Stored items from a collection
"""
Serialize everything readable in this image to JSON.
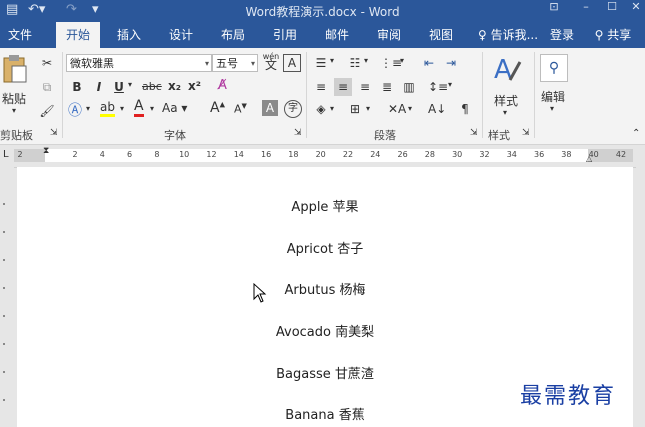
{
  "title_bar": {
    "title": "Word教程演示.docx - Word"
  },
  "tabs": [
    {
      "label": "文件"
    },
    {
      "label": "开始"
    },
    {
      "label": "插入"
    },
    {
      "label": "设计"
    },
    {
      "label": "布局"
    },
    {
      "label": "引用"
    },
    {
      "label": "邮件"
    },
    {
      "label": "审阅"
    },
    {
      "label": "视图"
    }
  ],
  "tell_me": "告诉我...",
  "sign_in": "登录",
  "share": "共享",
  "clipboard": {
    "paste_label": "粘贴",
    "group_label": "剪贴板"
  },
  "font": {
    "name": "微软雅黑",
    "size": "五号",
    "group_label": "字体",
    "bold": "B",
    "italic": "I",
    "underline": "U",
    "strike": "abc",
    "subscript": "x₂",
    "superscript": "x²",
    "case": "Aa",
    "grow": "A",
    "shrink": "A",
    "shade": "A",
    "enclose": "字",
    "phonetic": "wén",
    "phonetic_char": "文"
  },
  "paragraph": {
    "group_label": "段落"
  },
  "styles": {
    "label": "样式",
    "group_label": "样式"
  },
  "editing": {
    "label": "编辑"
  },
  "ruler": {
    "ticks": [
      "2",
      "2",
      "4",
      "6",
      "8",
      "10",
      "12",
      "14",
      "16",
      "18",
      "20",
      "22",
      "24",
      "26",
      "28",
      "30",
      "32",
      "34",
      "36",
      "38",
      "40",
      "42"
    ]
  },
  "document": {
    "lines": [
      "Apple 苹果",
      "Apricot 杏子",
      "Arbutus 杨梅",
      "Avocado 南美梨",
      "Bagasse 甘蔗渣",
      "Banana 香蕉"
    ]
  },
  "watermark": "最需教育",
  "colors": {
    "brand": "#2b579a",
    "ribbon": "#f3f3f3",
    "watermark": "#1a3fa3"
  }
}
"""
Output the data exactly. Pictures don't belong in the result.

**FINAL ANSWER:**
Serialize everything readable in this image to JSON.
{
  "title_bar": {
    "title": "Word教程演示.docx - Word"
  },
  "tabs": [
    {
      "label": "文件"
    },
    {
      "label": "开始"
    },
    {
      "label": "插入"
    },
    {
      "label": "设计"
    },
    {
      "label": "布局"
    },
    {
      "label": "引用"
    },
    {
      "label": "邮件"
    },
    {
      "label": "审阅"
    },
    {
      "label": "视图"
    }
  ],
  "tell_me": "告诉我...",
  "sign_in": "登录",
  "share": "共享",
  "clipboard": {
    "paste_label": "粘贴",
    "group_label": "剪贴板"
  },
  "font": {
    "name": "微软雅黑",
    "size": "五号",
    "group_label": "字体",
    "bold": "B",
    "italic": "I",
    "underline": "U",
    "strike": "abc",
    "subscript": "x₂",
    "superscript": "x²",
    "case": "Aa",
    "grow": "A",
    "shrink": "A",
    "shade": "A",
    "enclose": "字",
    "phonetic": "wén",
    "phonetic_char": "文"
  },
  "paragraph": {
    "group_label": "段落"
  },
  "styles": {
    "label": "样式",
    "group_label": "样式"
  },
  "editing": {
    "label": "编辑"
  },
  "ruler": {
    "ticks": [
      "2",
      "2",
      "4",
      "6",
      "8",
      "10",
      "12",
      "14",
      "16",
      "18",
      "20",
      "22",
      "24",
      "26",
      "28",
      "30",
      "32",
      "34",
      "36",
      "38",
      "40",
      "42"
    ]
  },
  "document": {
    "lines": [
      "Apple 苹果",
      "Apricot 杏子",
      "Arbutus 杨梅",
      "Avocado 南美梨",
      "Bagasse 甘蔗渣",
      "Banana 香蕉"
    ]
  },
  "watermark": "最需教育",
  "colors": {
    "brand": "#2b579a",
    "ribbon": "#f3f3f3",
    "watermark": "#1a3fa3"
  }
}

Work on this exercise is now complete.